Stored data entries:
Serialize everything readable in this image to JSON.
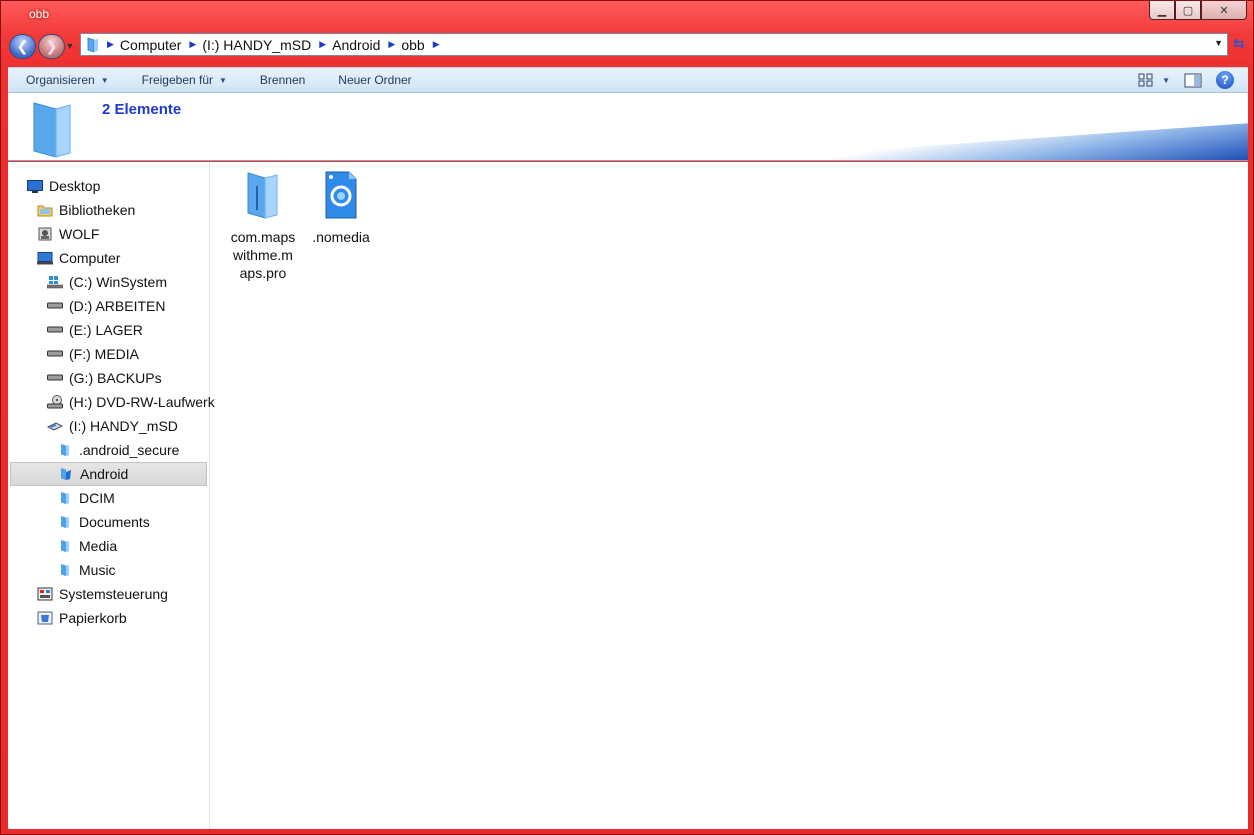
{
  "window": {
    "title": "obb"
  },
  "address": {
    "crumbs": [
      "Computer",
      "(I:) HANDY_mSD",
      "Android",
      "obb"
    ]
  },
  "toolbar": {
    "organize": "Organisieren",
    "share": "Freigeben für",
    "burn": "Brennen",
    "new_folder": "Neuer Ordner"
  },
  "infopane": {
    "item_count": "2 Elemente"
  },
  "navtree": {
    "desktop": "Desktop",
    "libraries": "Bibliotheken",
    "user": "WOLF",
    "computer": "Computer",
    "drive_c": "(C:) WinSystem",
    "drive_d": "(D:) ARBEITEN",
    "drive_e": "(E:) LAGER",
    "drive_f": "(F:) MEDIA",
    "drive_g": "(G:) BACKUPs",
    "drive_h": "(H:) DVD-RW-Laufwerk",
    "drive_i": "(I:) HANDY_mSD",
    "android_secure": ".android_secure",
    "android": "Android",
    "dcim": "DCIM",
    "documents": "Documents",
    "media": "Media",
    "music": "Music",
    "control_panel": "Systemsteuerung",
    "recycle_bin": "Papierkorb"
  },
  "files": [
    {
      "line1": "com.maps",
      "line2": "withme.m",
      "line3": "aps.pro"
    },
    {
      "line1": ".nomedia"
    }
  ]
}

*The problem:*
Omit the images and transcribe all of the records above word for word.

*The solution:*
Serialize everything readable in this image to JSON.
{
  "window": {
    "title": "obb"
  },
  "address": {
    "crumbs": [
      "Computer",
      "(I:) HANDY_mSD",
      "Android",
      "obb"
    ]
  },
  "toolbar": {
    "organize": "Organisieren",
    "share": "Freigeben für",
    "burn": "Brennen",
    "new_folder": "Neuer Ordner"
  },
  "infopane": {
    "item_count": "2 Elemente"
  },
  "navtree": {
    "desktop": "Desktop",
    "libraries": "Bibliotheken",
    "user": "WOLF",
    "computer": "Computer",
    "drive_c": "(C:) WinSystem",
    "drive_d": "(D:) ARBEITEN",
    "drive_e": "(E:) LAGER",
    "drive_f": "(F:) MEDIA",
    "drive_g": "(G:) BACKUPs",
    "drive_h": "(H:) DVD-RW-Laufwerk",
    "drive_i": "(I:) HANDY_mSD",
    "android_secure": ".android_secure",
    "android": "Android",
    "dcim": "DCIM",
    "documents": "Documents",
    "media": "Media",
    "music": "Music",
    "control_panel": "Systemsteuerung",
    "recycle_bin": "Papierkorb"
  },
  "files": [
    {
      "line1": "com.maps",
      "line2": "withme.m",
      "line3": "aps.pro"
    },
    {
      "line1": ".nomedia"
    }
  ]
}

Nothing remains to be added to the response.